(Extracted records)
-*-*-
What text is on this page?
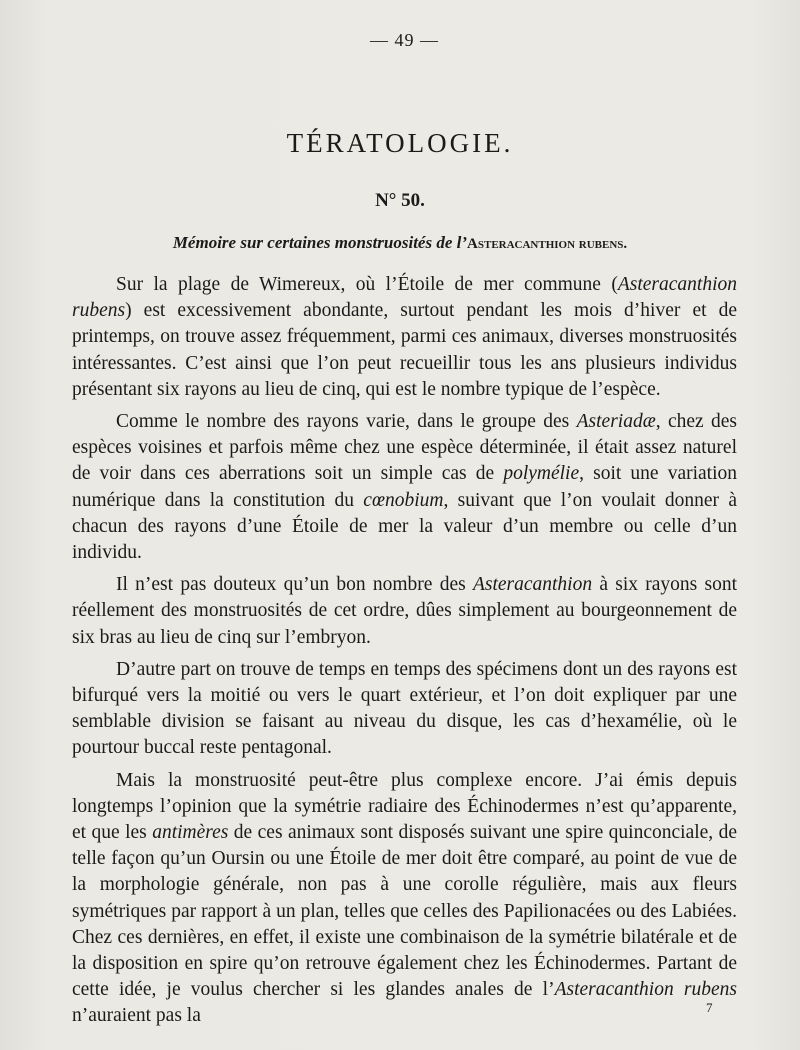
— 49 —
TÉRATOLOGIE.
N° 50.
Mémoire sur certaines monstruosités de l’Asteracanthion rubens.

Sur la plage de Wimereux, où l’Étoile de mer commune (Asteracanthion rubens) est excessivement abondante, surtout pendant les mois d’hiver et de printemps, on trouve assez fréquemment, parmi ces animaux, diverses monstruosités intéressantes. C’est ainsi que l’on peut recueillir tous les ans plusieurs individus présentant six rayons au lieu de cinq, qui est le nombre typique de l’espèce.

Comme le nombre des rayons varie, dans le groupe des Asteriadæ, chez des espèces voisines et parfois même chez une espèce déterminée, il était assez naturel de voir dans ces aberrations soit un simple cas de polymélie, soit une variation numérique dans la constitution du cœnobium, suivant que l’on voulait donner à chacun des rayons d’une Étoile de mer la valeur d’un membre ou celle d’un individu.

Il n’est pas douteux qu’un bon nombre des Asteracanthion à six rayons sont réellement des monstruosités de cet ordre, dûes simplement au bourgeonnement de six bras au lieu de cinq sur l’embryon.

D’autre part on trouve de temps en temps des spécimens dont un des rayons est bifurqué vers la moitié ou vers le quart extérieur, et l’on doit expliquer par une semblable division se faisant au niveau du disque, les cas d’hexamélie, où le pourtour buccal reste pentagonal.

Mais la monstruosité peut-être plus complexe encore. J’ai émis depuis longtemps l’opinion que la symétrie radiaire des Échinodermes n’est qu’apparente, et que les antimères de ces animaux sont disposés suivant une spire quinconciale, de telle façon qu’un Oursin ou une Étoile de mer doit être comparé, au point de vue de la morphologie générale, non pas à une corolle régulière, mais aux fleurs symétriques par rapport à un plan, telles que celles des Papilionacées ou des Labiées. Chez ces dernières, en effet, il existe une combinaison de la symétrie bilatérale et de la disposition en spire qu’on retrouve également chez les Échinodermes. Partant de cette idée, je voulus chercher si les glandes anales de l’Asteracanthion rubens n’auraient pas la	7
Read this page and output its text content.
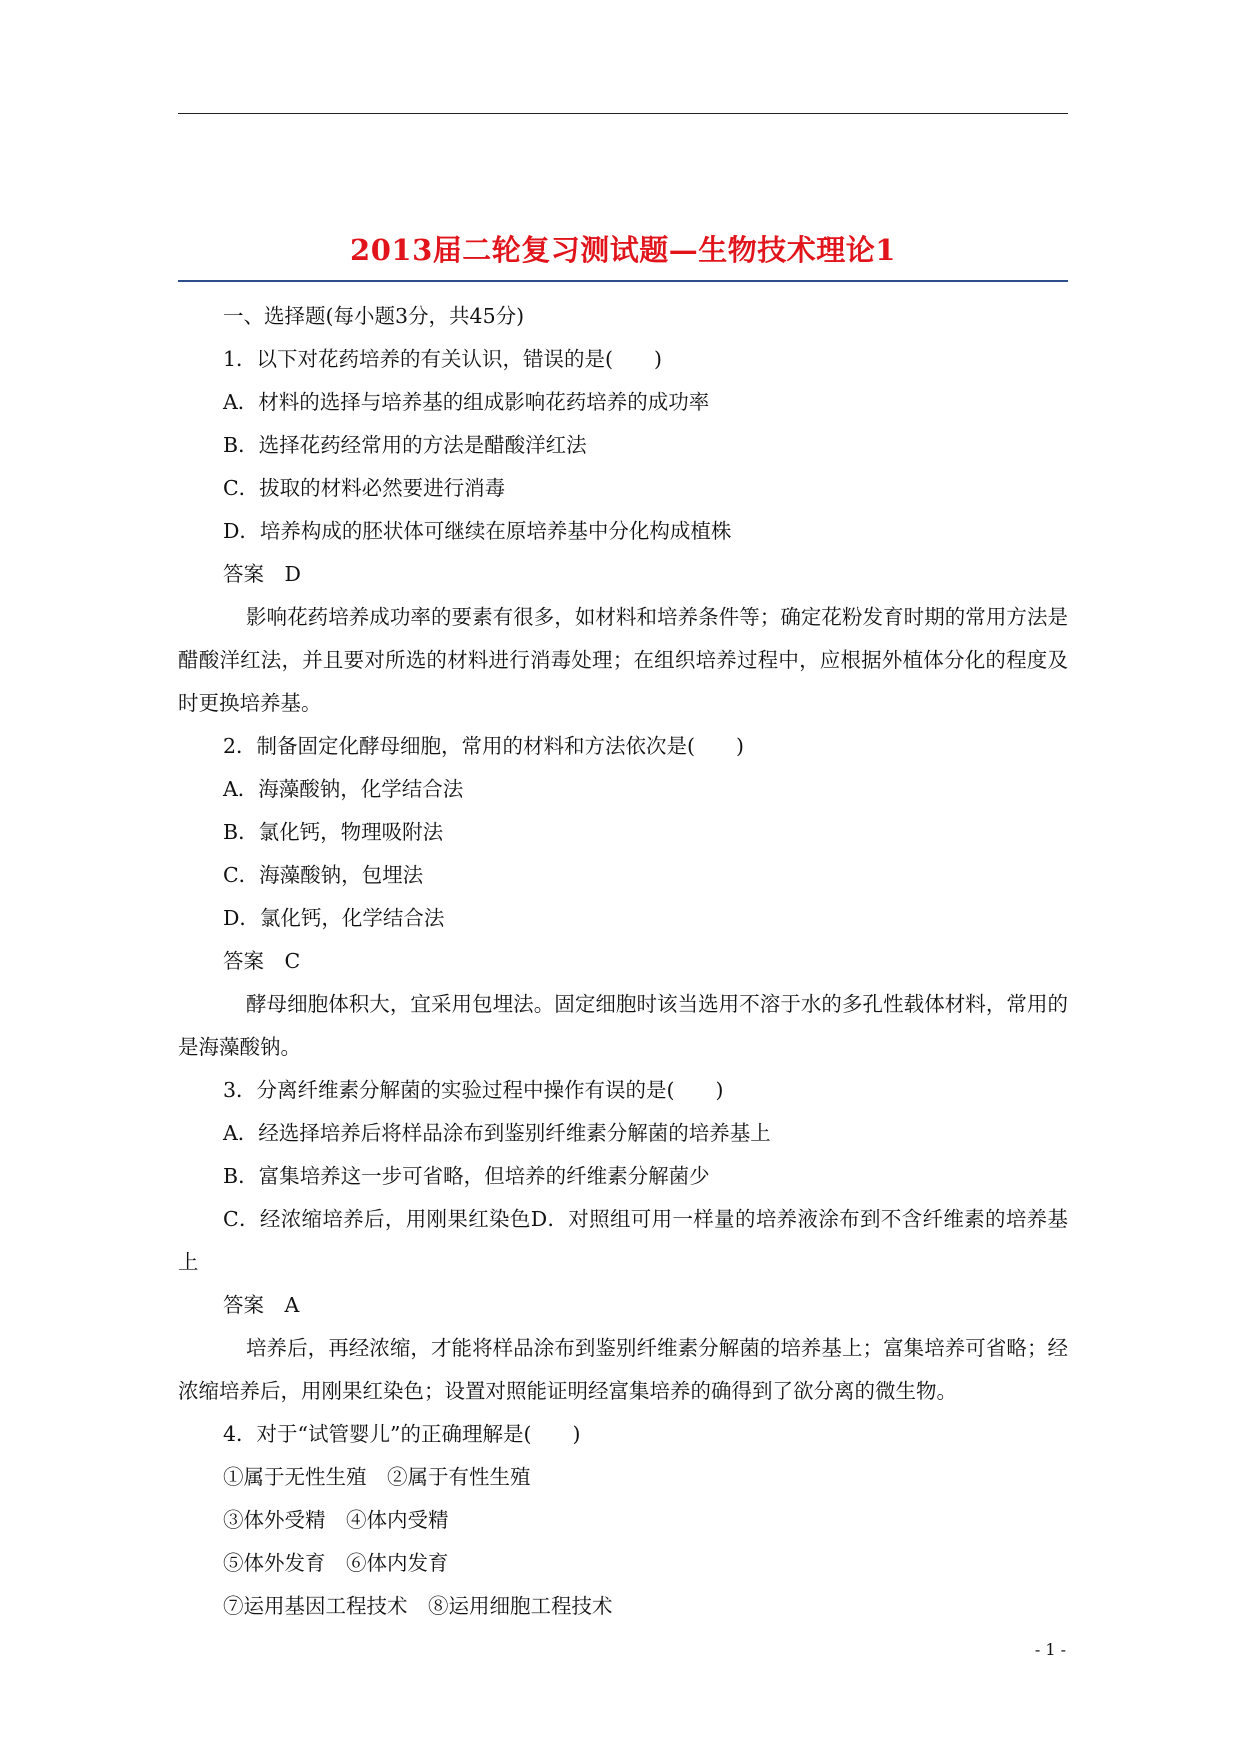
2013届二轮复习测试题—生物技术理论1
一、选择题(每小题3分，共45分)
1．以下对花药培养的有关认识，错误的是(　　)
A．材料的选择与培养基的组成影响花药培养的成功率
B．选择花药经常用的方法是醋酸洋红法
C．拔取的材料必然要进行消毒
D．培养构成的胚状体可继续在原培养基中分化构成植株
答案　D
影响花药培养成功率的要素有很多，如材料和培养条件等；确定花粉发育时期的常用方法是醋酸洋红法，并且要对所选的材料进行消毒处理；在组织培养过程中，应根据外植体分化的程度及时更换培养基。
2．制备固定化酵母细胞，常用的材料和方法依次是(　　)
A．海藻酸钠，化学结合法
B．氯化钙，物理吸附法
C．海藻酸钠，包埋法
D．氯化钙，化学结合法
答案　C
酵母细胞体积大，宜采用包埋法。固定细胞时该当选用不溶于水的多孔性载体材料，常用的是海藻酸钠。
3．分离纤维素分解菌的实验过程中操作有误的是(　　)
A．经选择培养后将样品涂布到鉴别纤维素分解菌的培养基上
B．富集培养这一步可省略，但培养的纤维素分解菌少
C．经浓缩培养后，用刚果红染色D．对照组可用一样量的培养液涂布到不含纤维素的培养基上
答案　A
培养后，再经浓缩，才能将样品涂布到鉴别纤维素分解菌的培养基上；富集培养可省略；经浓缩培养后，用刚果红染色；设置对照能证明经富集培养的确得到了欲分离的微生物。
4．对于“试管婴儿”的正确理解是(　　)
①属于无性生殖　②属于有性生殖
③体外受精　④体内受精
⑤体外发育　⑥体内发育
⑦运用基因工程技术　⑧运用细胞工程技术
- 1 -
-*-*-
## [Stated exercise]
Here the job is to quote the lines from the one with "Read this page and output its text content." through the end of the material, both included, exactly; please skip the pictures.

## [Response to the exercise]
Read this page and output its text content.
2013届二轮复习测试题—生物技术理论1
一、选择题(每小题3分，共45分)
1．以下对花药培养的有关认识，错误的是(　　)
A．材料的选择与培养基的组成影响花药培养的成功率
B．选择花药经常用的方法是醋酸洋红法
C．拔取的材料必然要进行消毒
D．培养构成的胚状体可继续在原培养基中分化构成植株
答案　D
影响花药培养成功率的要素有很多，如材料和培养条件等；确定花粉发育时期的常用方法是醋酸洋红法，并且要对所选的材料进行消毒处理；在组织培养过程中，应根据外植体分化的程度及时更换培养基。
2．制备固定化酵母细胞，常用的材料和方法依次是(　　)
A．海藻酸钠，化学结合法
B．氯化钙，物理吸附法
C．海藻酸钠，包埋法
D．氯化钙，化学结合法
答案　C
酵母细胞体积大，宜采用包埋法。固定细胞时该当选用不溶于水的多孔性载体材料，常用的是海藻酸钠。
3．分离纤维素分解菌的实验过程中操作有误的是(　　)
A．经选择培养后将样品涂布到鉴别纤维素分解菌的培养基上
B．富集培养这一步可省略，但培养的纤维素分解菌少
C．经浓缩培养后，用刚果红染色D．对照组可用一样量的培养液涂布到不含纤维素的培养基上
答案　A
培养后，再经浓缩，才能将样品涂布到鉴别纤维素分解菌的培养基上；富集培养可省略；经浓缩培养后，用刚果红染色；设置对照能证明经富集培养的确得到了欲分离的微生物。
4．对于“试管婴儿”的正确理解是(　　)
①属于无性生殖　②属于有性生殖
③体外受精　④体内受精
⑤体外发育　⑥体内发育
⑦运用基因工程技术　⑧运用细胞工程技术
- 1 -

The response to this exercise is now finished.